Copy out each line in the material below that has the word "name".

Records from a data collection:
--- BEGIN ---

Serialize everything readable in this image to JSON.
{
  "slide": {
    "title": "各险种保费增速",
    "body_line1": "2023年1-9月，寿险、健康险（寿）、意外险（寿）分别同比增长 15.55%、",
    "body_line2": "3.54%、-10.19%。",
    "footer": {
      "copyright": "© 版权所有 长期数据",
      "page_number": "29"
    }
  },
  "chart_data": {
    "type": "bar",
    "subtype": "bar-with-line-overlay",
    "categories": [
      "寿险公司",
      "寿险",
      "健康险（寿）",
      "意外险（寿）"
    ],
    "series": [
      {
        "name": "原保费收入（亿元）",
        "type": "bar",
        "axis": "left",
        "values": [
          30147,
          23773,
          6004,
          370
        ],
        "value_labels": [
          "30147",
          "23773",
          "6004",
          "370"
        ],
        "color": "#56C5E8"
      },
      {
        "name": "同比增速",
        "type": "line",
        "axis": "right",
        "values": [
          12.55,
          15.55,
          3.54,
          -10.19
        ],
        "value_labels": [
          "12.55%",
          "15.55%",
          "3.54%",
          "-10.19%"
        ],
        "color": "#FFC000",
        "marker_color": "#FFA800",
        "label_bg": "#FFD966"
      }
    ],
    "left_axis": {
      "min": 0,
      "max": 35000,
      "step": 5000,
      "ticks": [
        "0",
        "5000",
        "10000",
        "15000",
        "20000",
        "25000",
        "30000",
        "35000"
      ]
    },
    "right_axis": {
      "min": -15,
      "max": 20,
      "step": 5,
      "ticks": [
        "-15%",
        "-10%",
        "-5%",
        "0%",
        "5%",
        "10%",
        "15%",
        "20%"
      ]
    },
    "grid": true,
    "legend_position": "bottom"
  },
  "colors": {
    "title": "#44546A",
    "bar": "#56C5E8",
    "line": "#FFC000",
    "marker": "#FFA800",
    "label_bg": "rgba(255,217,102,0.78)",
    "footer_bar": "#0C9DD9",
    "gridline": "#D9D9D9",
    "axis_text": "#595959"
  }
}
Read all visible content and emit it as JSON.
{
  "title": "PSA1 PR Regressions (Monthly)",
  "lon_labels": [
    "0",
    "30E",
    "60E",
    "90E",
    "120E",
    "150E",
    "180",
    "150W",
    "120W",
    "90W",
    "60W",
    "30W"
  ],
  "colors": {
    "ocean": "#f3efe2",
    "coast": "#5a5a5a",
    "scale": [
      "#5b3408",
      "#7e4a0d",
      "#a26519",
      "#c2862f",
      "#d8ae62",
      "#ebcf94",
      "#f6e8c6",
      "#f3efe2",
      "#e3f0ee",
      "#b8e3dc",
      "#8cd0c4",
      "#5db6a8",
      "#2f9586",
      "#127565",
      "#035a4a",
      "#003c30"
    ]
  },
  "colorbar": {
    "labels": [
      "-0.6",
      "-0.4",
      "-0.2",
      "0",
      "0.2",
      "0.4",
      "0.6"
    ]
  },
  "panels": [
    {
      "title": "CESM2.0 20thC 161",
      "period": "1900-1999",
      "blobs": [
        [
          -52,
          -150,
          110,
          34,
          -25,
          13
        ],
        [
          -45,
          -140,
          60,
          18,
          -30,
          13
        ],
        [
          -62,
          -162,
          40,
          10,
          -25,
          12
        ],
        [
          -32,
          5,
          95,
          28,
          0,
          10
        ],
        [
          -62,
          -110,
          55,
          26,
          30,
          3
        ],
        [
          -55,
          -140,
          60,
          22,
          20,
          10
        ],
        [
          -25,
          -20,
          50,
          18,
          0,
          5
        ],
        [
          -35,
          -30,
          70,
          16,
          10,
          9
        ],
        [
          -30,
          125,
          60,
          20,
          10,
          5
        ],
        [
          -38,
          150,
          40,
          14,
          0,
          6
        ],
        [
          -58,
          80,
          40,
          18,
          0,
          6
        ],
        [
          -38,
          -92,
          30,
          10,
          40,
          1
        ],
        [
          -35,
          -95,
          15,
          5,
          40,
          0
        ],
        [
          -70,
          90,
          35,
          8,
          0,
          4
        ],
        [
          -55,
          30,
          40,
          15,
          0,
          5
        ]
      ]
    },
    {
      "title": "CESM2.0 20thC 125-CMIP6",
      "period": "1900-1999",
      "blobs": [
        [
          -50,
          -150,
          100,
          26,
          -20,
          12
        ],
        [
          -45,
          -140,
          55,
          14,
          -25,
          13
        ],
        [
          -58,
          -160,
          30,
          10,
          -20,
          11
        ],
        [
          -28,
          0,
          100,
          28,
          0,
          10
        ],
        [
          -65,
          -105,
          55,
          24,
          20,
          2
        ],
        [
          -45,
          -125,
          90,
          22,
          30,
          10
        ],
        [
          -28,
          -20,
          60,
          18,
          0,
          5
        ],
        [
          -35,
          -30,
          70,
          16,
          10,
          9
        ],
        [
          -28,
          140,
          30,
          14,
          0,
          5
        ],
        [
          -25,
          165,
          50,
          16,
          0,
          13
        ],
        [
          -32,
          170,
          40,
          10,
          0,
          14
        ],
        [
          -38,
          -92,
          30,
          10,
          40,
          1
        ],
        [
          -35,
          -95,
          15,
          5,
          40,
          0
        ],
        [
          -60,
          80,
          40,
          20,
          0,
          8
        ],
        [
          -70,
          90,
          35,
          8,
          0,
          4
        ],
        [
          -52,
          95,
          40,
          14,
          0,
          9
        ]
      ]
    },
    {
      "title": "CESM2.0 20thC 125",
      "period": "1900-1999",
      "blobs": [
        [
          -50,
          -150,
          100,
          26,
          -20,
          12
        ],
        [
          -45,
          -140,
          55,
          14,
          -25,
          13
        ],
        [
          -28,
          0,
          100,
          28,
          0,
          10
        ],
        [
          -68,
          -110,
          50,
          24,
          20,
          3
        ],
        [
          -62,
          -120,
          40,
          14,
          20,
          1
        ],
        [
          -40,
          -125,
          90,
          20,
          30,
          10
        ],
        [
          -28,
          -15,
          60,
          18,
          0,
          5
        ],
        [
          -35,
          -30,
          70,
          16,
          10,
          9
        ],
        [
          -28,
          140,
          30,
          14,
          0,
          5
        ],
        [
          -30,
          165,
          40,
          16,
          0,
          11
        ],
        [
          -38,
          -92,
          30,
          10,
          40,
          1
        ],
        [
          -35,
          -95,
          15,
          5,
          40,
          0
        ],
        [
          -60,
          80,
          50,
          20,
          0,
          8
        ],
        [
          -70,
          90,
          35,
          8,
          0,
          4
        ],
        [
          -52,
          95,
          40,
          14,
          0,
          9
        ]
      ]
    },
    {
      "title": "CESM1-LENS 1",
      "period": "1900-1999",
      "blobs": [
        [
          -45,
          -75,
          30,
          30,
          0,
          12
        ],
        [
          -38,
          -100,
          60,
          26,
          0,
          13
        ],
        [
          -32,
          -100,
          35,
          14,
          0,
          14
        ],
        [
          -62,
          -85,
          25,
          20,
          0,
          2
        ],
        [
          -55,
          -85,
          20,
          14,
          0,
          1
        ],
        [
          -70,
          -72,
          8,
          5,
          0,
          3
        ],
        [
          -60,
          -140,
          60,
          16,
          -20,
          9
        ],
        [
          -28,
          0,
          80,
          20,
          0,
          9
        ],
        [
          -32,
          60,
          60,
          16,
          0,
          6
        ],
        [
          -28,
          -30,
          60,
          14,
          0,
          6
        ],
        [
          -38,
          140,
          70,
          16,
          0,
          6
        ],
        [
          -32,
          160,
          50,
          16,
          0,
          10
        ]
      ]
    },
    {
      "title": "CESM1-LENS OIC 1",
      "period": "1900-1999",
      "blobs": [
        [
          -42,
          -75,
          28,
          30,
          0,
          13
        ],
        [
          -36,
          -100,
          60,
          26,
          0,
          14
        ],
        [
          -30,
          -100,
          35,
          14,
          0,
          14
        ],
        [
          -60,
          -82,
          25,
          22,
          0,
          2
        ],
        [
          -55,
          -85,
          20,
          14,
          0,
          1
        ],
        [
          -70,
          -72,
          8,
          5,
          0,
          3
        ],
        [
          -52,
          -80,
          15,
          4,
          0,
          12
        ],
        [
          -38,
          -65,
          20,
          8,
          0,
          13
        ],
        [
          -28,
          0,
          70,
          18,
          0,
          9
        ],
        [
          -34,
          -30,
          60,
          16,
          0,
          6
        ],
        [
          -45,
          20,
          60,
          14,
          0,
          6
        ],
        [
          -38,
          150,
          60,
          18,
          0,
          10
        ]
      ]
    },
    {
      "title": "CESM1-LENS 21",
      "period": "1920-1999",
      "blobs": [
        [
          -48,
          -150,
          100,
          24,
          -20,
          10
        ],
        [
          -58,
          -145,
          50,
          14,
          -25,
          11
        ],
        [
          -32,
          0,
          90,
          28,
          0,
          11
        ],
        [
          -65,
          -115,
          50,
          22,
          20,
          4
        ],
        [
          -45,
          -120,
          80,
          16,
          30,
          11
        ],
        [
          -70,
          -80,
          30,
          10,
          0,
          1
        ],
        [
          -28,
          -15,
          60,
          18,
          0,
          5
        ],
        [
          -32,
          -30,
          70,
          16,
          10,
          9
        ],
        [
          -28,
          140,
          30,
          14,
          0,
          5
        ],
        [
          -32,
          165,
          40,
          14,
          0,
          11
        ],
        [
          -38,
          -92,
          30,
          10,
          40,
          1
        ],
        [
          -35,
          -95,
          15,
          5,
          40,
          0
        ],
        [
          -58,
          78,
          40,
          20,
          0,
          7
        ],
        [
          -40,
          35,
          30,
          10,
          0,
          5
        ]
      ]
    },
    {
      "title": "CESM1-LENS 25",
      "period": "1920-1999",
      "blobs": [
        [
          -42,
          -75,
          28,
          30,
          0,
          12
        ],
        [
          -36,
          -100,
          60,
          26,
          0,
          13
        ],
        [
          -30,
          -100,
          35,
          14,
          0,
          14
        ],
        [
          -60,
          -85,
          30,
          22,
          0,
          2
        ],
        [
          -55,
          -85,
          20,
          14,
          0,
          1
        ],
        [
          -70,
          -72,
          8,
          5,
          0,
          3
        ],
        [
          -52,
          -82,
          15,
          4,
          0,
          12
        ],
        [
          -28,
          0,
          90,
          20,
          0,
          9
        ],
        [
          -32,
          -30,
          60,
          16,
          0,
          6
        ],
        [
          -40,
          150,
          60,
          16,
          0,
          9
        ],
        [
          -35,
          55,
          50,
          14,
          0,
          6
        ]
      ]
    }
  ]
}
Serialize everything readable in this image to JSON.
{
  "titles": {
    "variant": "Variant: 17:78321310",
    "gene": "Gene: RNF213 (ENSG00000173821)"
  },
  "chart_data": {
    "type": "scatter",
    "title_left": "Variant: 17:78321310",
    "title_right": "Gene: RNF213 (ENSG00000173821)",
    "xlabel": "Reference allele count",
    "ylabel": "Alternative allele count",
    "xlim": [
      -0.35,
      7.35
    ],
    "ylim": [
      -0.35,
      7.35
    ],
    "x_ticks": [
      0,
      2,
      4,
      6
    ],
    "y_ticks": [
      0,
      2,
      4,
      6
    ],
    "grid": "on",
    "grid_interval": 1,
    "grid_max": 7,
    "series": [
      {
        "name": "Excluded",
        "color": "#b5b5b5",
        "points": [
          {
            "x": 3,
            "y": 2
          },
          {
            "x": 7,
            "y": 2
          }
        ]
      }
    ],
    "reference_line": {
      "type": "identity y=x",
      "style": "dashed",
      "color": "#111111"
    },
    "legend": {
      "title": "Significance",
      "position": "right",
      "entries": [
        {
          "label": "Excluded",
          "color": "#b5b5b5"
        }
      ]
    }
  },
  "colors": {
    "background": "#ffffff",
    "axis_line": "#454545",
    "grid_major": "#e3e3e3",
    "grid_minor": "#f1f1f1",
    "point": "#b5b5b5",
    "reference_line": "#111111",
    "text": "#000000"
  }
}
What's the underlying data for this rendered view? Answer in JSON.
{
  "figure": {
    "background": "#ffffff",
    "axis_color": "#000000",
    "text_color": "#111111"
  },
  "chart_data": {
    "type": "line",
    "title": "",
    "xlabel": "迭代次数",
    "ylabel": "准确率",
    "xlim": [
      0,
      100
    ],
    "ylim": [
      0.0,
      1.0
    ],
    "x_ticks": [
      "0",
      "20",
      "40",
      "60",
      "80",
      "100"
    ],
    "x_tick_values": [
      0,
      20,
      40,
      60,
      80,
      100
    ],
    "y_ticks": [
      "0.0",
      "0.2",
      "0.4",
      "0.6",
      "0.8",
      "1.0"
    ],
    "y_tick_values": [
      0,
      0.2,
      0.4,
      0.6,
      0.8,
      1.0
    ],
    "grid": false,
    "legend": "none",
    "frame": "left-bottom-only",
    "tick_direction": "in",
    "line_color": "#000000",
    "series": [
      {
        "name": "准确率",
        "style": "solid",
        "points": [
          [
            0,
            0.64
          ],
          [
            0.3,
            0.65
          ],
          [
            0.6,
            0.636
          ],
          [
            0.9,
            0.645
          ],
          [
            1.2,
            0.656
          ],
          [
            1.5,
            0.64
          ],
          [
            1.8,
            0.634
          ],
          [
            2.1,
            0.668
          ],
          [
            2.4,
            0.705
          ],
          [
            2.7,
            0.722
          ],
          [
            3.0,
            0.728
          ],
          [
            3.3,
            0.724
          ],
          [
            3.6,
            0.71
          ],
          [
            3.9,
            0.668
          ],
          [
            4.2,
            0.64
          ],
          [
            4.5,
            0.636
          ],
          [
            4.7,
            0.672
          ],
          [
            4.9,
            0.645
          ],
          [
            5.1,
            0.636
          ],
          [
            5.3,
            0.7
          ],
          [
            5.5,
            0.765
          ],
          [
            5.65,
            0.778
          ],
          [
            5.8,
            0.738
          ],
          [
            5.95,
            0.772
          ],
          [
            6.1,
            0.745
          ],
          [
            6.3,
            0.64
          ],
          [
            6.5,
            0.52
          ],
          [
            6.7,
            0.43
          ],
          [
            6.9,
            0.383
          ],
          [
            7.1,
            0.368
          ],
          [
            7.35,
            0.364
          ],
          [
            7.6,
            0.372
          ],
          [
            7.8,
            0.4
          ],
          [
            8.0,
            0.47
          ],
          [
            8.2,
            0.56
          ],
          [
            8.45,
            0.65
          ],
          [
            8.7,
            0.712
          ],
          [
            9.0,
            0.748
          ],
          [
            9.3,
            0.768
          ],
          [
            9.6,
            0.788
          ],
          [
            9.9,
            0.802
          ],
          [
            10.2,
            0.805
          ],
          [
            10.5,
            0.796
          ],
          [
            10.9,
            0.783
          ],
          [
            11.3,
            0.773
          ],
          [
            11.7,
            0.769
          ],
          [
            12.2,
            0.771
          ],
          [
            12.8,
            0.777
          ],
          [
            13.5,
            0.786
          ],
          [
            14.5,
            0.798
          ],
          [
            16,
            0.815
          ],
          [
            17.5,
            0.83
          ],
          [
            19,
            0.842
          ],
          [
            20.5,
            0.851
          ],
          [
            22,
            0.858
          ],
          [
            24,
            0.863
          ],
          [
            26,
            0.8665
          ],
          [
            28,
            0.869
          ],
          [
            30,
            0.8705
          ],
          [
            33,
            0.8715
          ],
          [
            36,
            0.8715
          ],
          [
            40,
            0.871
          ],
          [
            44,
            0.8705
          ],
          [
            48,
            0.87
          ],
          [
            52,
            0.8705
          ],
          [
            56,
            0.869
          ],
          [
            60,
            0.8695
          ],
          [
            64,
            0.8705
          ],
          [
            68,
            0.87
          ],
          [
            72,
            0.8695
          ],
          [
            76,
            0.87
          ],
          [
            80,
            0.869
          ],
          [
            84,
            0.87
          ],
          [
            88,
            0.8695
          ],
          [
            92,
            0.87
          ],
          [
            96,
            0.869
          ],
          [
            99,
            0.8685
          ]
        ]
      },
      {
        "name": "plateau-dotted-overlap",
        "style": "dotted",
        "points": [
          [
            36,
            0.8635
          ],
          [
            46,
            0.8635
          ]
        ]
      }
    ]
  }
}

--- END ---

**SOLUTION FOR THIS TASK**
        "name": "原保费收入（亿元）",
        "name": "同比增速",
        "name": "Excluded",
        "name": "准确率",
        "name": "plateau-dotted-overlap",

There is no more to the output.